WHAT IS BEING ASKED. Return the entries below verbatim. Pictures stay out.

— start of EXTRACTED ENTRIES —

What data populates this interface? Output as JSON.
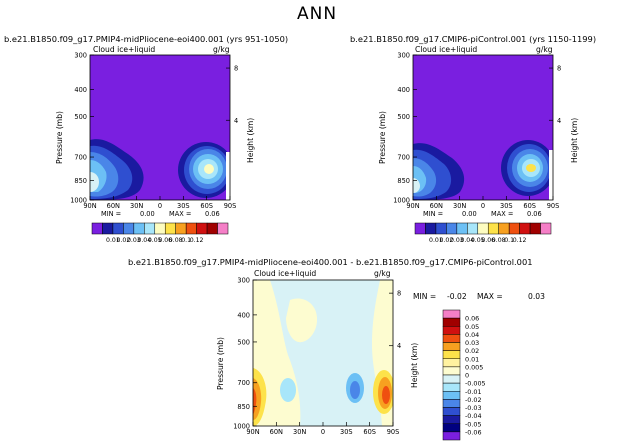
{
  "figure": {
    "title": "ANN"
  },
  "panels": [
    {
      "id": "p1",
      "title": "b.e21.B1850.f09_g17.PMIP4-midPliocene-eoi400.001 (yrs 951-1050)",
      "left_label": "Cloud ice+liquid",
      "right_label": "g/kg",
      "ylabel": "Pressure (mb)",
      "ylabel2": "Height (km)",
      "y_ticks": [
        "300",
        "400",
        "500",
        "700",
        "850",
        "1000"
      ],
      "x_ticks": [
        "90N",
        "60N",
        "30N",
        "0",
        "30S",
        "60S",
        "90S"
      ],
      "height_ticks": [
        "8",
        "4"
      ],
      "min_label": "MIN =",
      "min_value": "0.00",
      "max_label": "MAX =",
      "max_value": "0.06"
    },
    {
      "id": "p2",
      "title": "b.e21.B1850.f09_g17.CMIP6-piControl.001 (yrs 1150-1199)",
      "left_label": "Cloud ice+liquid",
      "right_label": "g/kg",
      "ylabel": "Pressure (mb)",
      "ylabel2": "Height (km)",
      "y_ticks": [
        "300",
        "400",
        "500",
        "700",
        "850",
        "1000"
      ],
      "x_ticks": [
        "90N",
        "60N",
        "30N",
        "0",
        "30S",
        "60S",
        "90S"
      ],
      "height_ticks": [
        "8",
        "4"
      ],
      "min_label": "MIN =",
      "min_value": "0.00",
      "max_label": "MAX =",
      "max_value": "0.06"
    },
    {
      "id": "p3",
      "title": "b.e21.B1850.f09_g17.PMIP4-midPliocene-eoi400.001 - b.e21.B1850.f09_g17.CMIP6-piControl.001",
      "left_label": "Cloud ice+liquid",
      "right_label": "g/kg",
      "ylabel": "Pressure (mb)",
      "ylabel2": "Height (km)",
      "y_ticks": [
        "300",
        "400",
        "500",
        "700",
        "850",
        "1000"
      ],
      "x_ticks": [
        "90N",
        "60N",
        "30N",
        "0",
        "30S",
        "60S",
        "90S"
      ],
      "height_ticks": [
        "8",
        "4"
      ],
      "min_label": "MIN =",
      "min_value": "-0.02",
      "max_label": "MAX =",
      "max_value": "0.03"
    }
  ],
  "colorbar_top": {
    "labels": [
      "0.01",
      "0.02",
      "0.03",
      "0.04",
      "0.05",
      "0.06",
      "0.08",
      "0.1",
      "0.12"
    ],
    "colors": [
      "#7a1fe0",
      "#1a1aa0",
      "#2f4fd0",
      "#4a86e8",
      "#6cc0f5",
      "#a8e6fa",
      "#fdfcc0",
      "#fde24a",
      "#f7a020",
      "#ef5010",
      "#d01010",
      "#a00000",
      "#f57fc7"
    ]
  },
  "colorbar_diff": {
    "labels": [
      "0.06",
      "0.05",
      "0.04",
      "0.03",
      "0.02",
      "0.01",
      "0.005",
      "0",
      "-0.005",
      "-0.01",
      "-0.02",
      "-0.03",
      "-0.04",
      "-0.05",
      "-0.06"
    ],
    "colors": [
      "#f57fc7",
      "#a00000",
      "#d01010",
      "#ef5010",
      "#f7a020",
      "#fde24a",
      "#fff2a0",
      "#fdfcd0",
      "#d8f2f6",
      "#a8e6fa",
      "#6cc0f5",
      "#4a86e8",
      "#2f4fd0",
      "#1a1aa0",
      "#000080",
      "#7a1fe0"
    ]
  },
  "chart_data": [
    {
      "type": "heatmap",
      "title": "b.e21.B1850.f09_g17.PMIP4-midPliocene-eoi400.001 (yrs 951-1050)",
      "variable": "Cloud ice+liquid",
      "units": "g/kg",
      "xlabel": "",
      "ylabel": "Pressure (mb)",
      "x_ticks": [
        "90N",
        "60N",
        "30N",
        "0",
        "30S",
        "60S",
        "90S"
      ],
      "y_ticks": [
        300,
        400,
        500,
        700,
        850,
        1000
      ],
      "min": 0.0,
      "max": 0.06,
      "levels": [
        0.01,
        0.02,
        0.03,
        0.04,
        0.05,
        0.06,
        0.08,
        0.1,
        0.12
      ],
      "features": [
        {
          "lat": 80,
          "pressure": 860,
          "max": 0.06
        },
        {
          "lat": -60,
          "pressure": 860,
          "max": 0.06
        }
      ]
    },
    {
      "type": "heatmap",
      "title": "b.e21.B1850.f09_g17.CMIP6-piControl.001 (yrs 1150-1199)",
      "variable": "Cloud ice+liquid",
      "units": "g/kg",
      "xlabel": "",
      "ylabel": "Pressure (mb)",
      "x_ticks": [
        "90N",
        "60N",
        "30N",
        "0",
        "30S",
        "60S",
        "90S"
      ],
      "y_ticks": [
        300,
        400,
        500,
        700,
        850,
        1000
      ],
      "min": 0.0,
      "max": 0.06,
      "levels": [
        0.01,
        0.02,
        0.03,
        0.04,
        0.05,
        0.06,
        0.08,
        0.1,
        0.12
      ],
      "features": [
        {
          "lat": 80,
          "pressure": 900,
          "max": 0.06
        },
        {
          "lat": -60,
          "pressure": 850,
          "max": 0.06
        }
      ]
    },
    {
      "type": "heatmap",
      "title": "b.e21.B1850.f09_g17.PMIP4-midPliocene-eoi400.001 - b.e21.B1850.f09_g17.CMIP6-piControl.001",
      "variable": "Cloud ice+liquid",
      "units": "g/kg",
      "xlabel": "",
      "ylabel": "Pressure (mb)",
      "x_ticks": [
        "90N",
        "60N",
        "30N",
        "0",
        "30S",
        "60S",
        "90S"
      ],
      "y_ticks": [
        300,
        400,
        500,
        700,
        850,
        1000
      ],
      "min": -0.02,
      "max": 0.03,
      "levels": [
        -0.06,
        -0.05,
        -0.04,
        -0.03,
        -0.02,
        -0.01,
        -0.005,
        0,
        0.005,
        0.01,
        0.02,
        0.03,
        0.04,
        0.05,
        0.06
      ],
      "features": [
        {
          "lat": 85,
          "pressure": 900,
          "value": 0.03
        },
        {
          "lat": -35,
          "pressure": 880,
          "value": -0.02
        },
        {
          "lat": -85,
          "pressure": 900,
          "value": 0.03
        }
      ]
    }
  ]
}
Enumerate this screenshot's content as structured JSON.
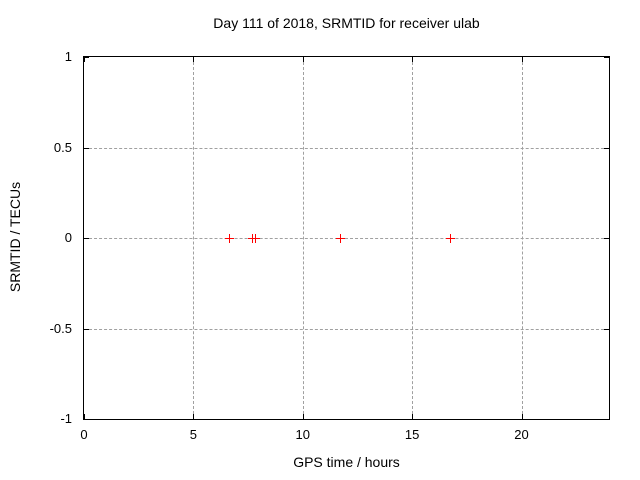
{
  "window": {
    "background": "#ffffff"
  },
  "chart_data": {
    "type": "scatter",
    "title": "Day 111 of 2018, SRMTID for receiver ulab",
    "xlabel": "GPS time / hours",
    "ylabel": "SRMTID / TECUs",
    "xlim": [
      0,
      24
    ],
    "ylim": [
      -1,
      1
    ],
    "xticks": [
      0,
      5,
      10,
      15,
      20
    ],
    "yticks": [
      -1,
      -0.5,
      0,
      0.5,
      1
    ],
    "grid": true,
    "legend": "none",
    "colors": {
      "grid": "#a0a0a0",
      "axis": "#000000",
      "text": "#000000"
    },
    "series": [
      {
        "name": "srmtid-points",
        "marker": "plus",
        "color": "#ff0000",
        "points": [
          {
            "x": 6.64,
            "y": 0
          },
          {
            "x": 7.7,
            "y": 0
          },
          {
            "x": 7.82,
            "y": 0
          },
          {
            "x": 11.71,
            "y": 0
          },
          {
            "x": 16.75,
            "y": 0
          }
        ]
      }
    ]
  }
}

— end of EXTRACTED ENTRIES —

REPLY.
What data populates this interface? Output as JSON.
{
  "figure": {
    "title": "ANN"
  },
  "panels": [
    {
      "id": "p1",
      "title": "b.e21.B1850.f09_g17.PMIP4-midPliocene-eoi400.001 (yrs 951-1050)",
      "left_label": "Cloud ice+liquid",
      "right_label": "g/kg",
      "ylabel": "Pressure (mb)",
      "ylabel2": "Height (km)",
      "y_ticks": [
        "300",
        "400",
        "500",
        "700",
        "850",
        "1000"
      ],
      "x_ticks": [
        "90N",
        "60N",
        "30N",
        "0",
        "30S",
        "60S",
        "90S"
      ],
      "height_ticks": [
        "8",
        "4"
      ],
      "min_label": "MIN =",
      "min_value": "0.00",
      "max_label": "MAX =",
      "max_value": "0.06"
    },
    {
      "id": "p2",
      "title": "b.e21.B1850.f09_g17.CMIP6-piControl.001 (yrs 1150-1199)",
      "left_label": "Cloud ice+liquid",
      "right_label": "g/kg",
      "ylabel": "Pressure (mb)",
      "ylabel2": "Height (km)",
      "y_ticks": [
        "300",
        "400",
        "500",
        "700",
        "850",
        "1000"
      ],
      "x_ticks": [
        "90N",
        "60N",
        "30N",
        "0",
        "30S",
        "60S",
        "90S"
      ],
      "height_ticks": [
        "8",
        "4"
      ],
      "min_label": "MIN =",
      "min_value": "0.00",
      "max_label": "MAX =",
      "max_value": "0.06"
    },
    {
      "id": "p3",
      "title": "b.e21.B1850.f09_g17.PMIP4-midPliocene-eoi400.001 - b.e21.B1850.f09_g17.CMIP6-piControl.001",
      "left_label": "Cloud ice+liquid",
      "right_label": "g/kg",
      "ylabel": "Pressure (mb)",
      "ylabel2": "Height (km)",
      "y_ticks": [
        "300",
        "400",
        "500",
        "700",
        "850",
        "1000"
      ],
      "x_ticks": [
        "90N",
        "60N",
        "30N",
        "0",
        "30S",
        "60S",
        "90S"
      ],
      "height_ticks": [
        "8",
        "4"
      ],
      "min_label": "MIN =",
      "min_value": "-0.02",
      "max_label": "MAX =",
      "max_value": "0.03"
    }
  ],
  "colorbar_top": {
    "labels": [
      "0.01",
      "0.02",
      "0.03",
      "0.04",
      "0.05",
      "0.06",
      "0.08",
      "0.1",
      "0.12"
    ],
    "colors": [
      "#7a1fe0",
      "#1a1aa0",
      "#2f4fd0",
      "#4a86e8",
      "#6cc0f5",
      "#a8e6fa",
      "#fdfcc0",
      "#fde24a",
      "#f7a020",
      "#ef5010",
      "#d01010",
      "#a00000",
      "#f57fc7"
    ]
  },
  "colorbar_diff": {
    "labels": [
      "0.06",
      "0.05",
      "0.04",
      "0.03",
      "0.02",
      "0.01",
      "0.005",
      "0",
      "-0.005",
      "-0.01",
      "-0.02",
      "-0.03",
      "-0.04",
      "-0.05",
      "-0.06"
    ],
    "colors": [
      "#f57fc7",
      "#a00000",
      "#d01010",
      "#ef5010",
      "#f7a020",
      "#fde24a",
      "#fff2a0",
      "#fdfcd0",
      "#d8f2f6",
      "#a8e6fa",
      "#6cc0f5",
      "#4a86e8",
      "#2f4fd0",
      "#1a1aa0",
      "#000080",
      "#7a1fe0"
    ]
  },
  "chart_data": [
    {
      "type": "heatmap",
      "title": "b.e21.B1850.f09_g17.PMIP4-midPliocene-eoi400.001 (yrs 951-1050)",
      "variable": "Cloud ice+liquid",
      "units": "g/kg",
      "xlabel": "",
      "ylabel": "Pressure (mb)",
      "x_ticks": [
        "90N",
        "60N",
        "30N",
        "0",
        "30S",
        "60S",
        "90S"
      ],
      "y_ticks": [
        300,
        400,
        500,
        700,
        850,
        1000
      ],
      "min": 0.0,
      "max": 0.06,
      "levels": [
        0.01,
        0.02,
        0.03,
        0.04,
        0.05,
        0.06,
        0.08,
        0.1,
        0.12
      ],
      "features": [
        {
          "lat": 80,
          "pressure": 860,
          "max": 0.06
        },
        {
          "lat": -60,
          "pressure": 860,
          "max": 0.06
        }
      ]
    },
    {
      "type": "heatmap",
      "title": "b.e21.B1850.f09_g17.CMIP6-piControl.001 (yrs 1150-1199)",
      "variable": "Cloud ice+liquid",
      "units": "g/kg",
      "xlabel": "",
      "ylabel": "Pressure (mb)",
      "x_ticks": [
        "90N",
        "60N",
        "30N",
        "0",
        "30S",
        "60S",
        "90S"
      ],
      "y_ticks": [
        300,
        400,
        500,
        700,
        850,
        1000
      ],
      "min": 0.0,
      "max": 0.06,
      "levels": [
        0.01,
        0.02,
        0.03,
        0.04,
        0.05,
        0.06,
        0.08,
        0.1,
        0.12
      ],
      "features": [
        {
          "lat": 80,
          "pressure": 900,
          "max": 0.06
        },
        {
          "lat": -60,
          "pressure": 850,
          "max": 0.06
        }
      ]
    },
    {
      "type": "heatmap",
      "title": "b.e21.B1850.f09_g17.PMIP4-midPliocene-eoi400.001 - b.e21.B1850.f09_g17.CMIP6-piControl.001",
      "variable": "Cloud ice+liquid",
      "units": "g/kg",
      "xlabel": "",
      "ylabel": "Pressure (mb)",
      "x_ticks": [
        "90N",
        "60N",
        "30N",
        "0",
        "30S",
        "60S",
        "90S"
      ],
      "y_ticks": [
        300,
        400,
        500,
        700,
        850,
        1000
      ],
      "min": -0.02,
      "max": 0.03,
      "levels": [
        -0.06,
        -0.05,
        -0.04,
        -0.03,
        -0.02,
        -0.01,
        -0.005,
        0,
        0.005,
        0.01,
        0.02,
        0.03,
        0.04,
        0.05,
        0.06
      ],
      "features": [
        {
          "lat": 85,
          "pressure": 900,
          "value": 0.03
        },
        {
          "lat": -35,
          "pressure": 880,
          "value": -0.02
        },
        {
          "lat": -85,
          "pressure": 900,
          "value": 0.03
        }
      ]
    }
  ]
}
Enumerate this screenshot's content as structured JSON.
{
  "window": {
    "background": "#ffffff"
  },
  "chart_data": {
    "type": "scatter",
    "title": "Day 111 of 2018, SRMTID for receiver ulab",
    "xlabel": "GPS time / hours",
    "ylabel": "SRMTID / TECUs",
    "xlim": [
      0,
      24
    ],
    "ylim": [
      -1,
      1
    ],
    "xticks": [
      0,
      5,
      10,
      15,
      20
    ],
    "yticks": [
      -1,
      -0.5,
      0,
      0.5,
      1
    ],
    "grid": true,
    "legend": "none",
    "colors": {
      "grid": "#a0a0a0",
      "axis": "#000000",
      "text": "#000000"
    },
    "series": [
      {
        "name": "srmtid-points",
        "marker": "plus",
        "color": "#ff0000",
        "points": [
          {
            "x": 6.64,
            "y": 0
          },
          {
            "x": 7.7,
            "y": 0
          },
          {
            "x": 7.82,
            "y": 0
          },
          {
            "x": 11.71,
            "y": 0
          },
          {
            "x": 16.75,
            "y": 0
          }
        ]
      }
    ]
  }
}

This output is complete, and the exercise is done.